TASK TO COMPLETE: Write out the entries verbatim and leave the images out of the copy.

MATERIAL:
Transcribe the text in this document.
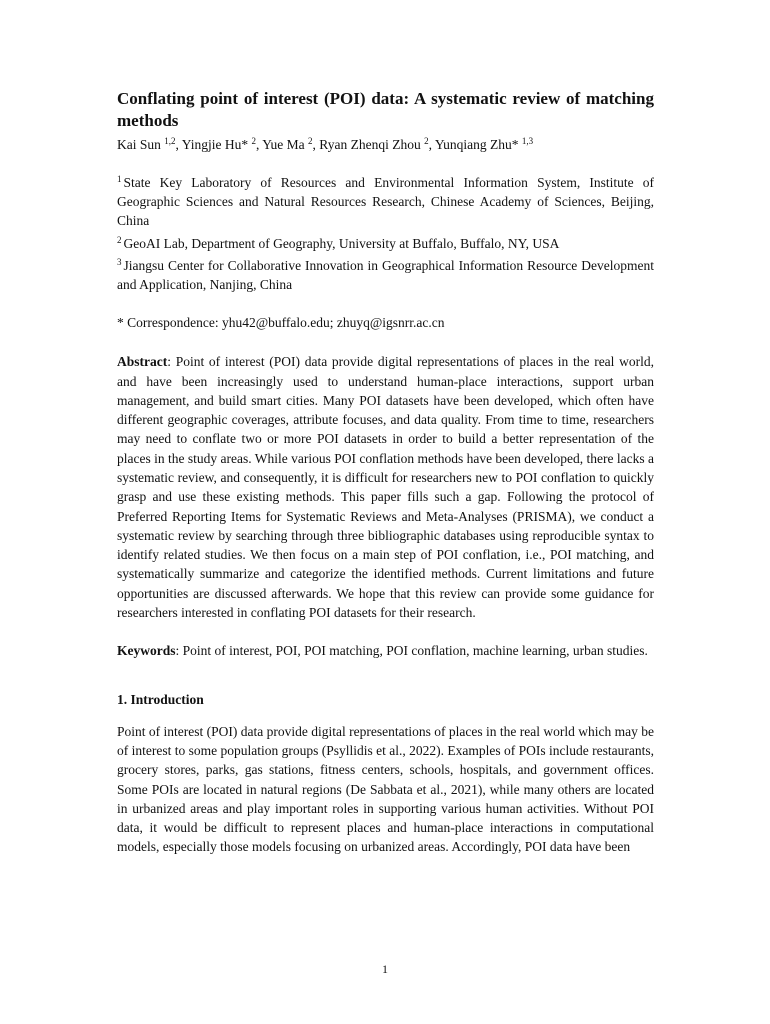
Conflating point of interest (POI) data: A systematic review of matching methods
Kai Sun $^{1,2}$, Yingjie Hu* $^2$, Yue Ma $^2$, Ryan Zhenqi Zhou $^2$, Yunqiang Zhu* $^{1,3}$
$^1$ State Key Laboratory of Resources and Environmental Information System, Institute of Geographic Sciences and Natural Resources Research, Chinese Academy of Sciences, Beijing, China
$^2$ GeoAI Lab, Department of Geography, University at Buffalo, Buffalo, NY, USA
$^3$ Jiangsu Center for Collaborative Innovation in Geographical Information Resource Development and Application, Nanjing, China
* Correspondence: yhu42@buffalo.edu; zhuyq@igsnrr.ac.cn
Abstract: Point of interest (POI) data provide digital representations of places in the real world, and have been increasingly used to understand human-place interactions, support urban management, and build smart cities. Many POI datasets have been developed, which often have different geographic coverages, attribute focuses, and data quality. From time to time, researchers may need to conflate two or more POI datasets in order to build a better representation of the places in the study areas. While various POI conflation methods have been developed, there lacks a systematic review, and consequently, it is difficult for researchers new to POI conflation to quickly grasp and use these existing methods. This paper fills such a gap. Following the protocol of Preferred Reporting Items for Systematic Reviews and Meta-Analyses (PRISMA), we conduct a systematic review by searching through three bibliographic databases using reproducible syntax to identify related studies. We then focus on a main step of POI conflation, i.e., POI matching, and systematically summarize and categorize the identified methods. Current limitations and future opportunities are discussed afterwards. We hope that this review can provide some guidance for researchers interested in conflating POI datasets for their research.
Keywords: Point of interest, POI, POI matching, POI conflation, machine learning, urban studies.
1. Introduction
Point of interest (POI) data provide digital representations of places in the real world which may be of interest to some population groups (Psyllidis et al., 2022). Examples of POIs include restaurants, grocery stores, parks, gas stations, fitness centers, schools, hospitals, and government offices. Some POIs are located in natural regions (De Sabbata et al., 2021), while many others are located in urbanized areas and play important roles in supporting various human activities. Without POI data, it would be difficult to represent places and human-place interactions in computational models, especially those models focusing on urbanized areas. Accordingly, POI data have been
1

OUTPUT FOR THIS TASK:
Transcribe the text in this document.
Conflating point of interest (POI) data: A systematic review of matching methods
Kai Sun $^{1,2}$, Yingjie Hu* $^2$, Yue Ma $^2$, Ryan Zhenqi Zhou $^2$, Yunqiang Zhu* $^{1,3}$
$^1$ State Key Laboratory of Resources and Environmental Information System, Institute of Geographic Sciences and Natural Resources Research, Chinese Academy of Sciences, Beijing, China
$^2$ GeoAI Lab, Department of Geography, University at Buffalo, Buffalo, NY, USA
$^3$ Jiangsu Center for Collaborative Innovation in Geographical Information Resource Development and Application, Nanjing, China
* Correspondence: yhu42@buffalo.edu; zhuyq@igsnrr.ac.cn
Abstract: Point of interest (POI) data provide digital representations of places in the real world, and have been increasingly used to understand human-place interactions, support urban management, and build smart cities. Many POI datasets have been developed, which often have different geographic coverages, attribute focuses, and data quality. From time to time, researchers may need to conflate two or more POI datasets in order to build a better representation of the places in the study areas. While various POI conflation methods have been developed, there lacks a systematic review, and consequently, it is difficult for researchers new to POI conflation to quickly grasp and use these existing methods. This paper fills such a gap. Following the protocol of Preferred Reporting Items for Systematic Reviews and Meta-Analyses (PRISMA), we conduct a systematic review by searching through three bibliographic databases using reproducible syntax to identify related studies. We then focus on a main step of POI conflation, i.e., POI matching, and systematically summarize and categorize the identified methods. Current limitations and future opportunities are discussed afterwards. We hope that this review can provide some guidance for researchers interested in conflating POI datasets for their research.
Keywords: Point of interest, POI, POI matching, POI conflation, machine learning, urban studies.
1. Introduction
Point of interest (POI) data provide digital representations of places in the real world which may be of interest to some population groups (Psyllidis et al., 2022). Examples of POIs include restaurants, grocery stores, parks, gas stations, fitness centers, schools, hospitals, and government offices. Some POIs are located in natural regions (De Sabbata et al., 2021), while many others are located in urbanized areas and play important roles in supporting various human activities. Without POI data, it would be difficult to represent places and human-place interactions in computational models, especially those models focusing on urbanized areas. Accordingly, POI data have been
1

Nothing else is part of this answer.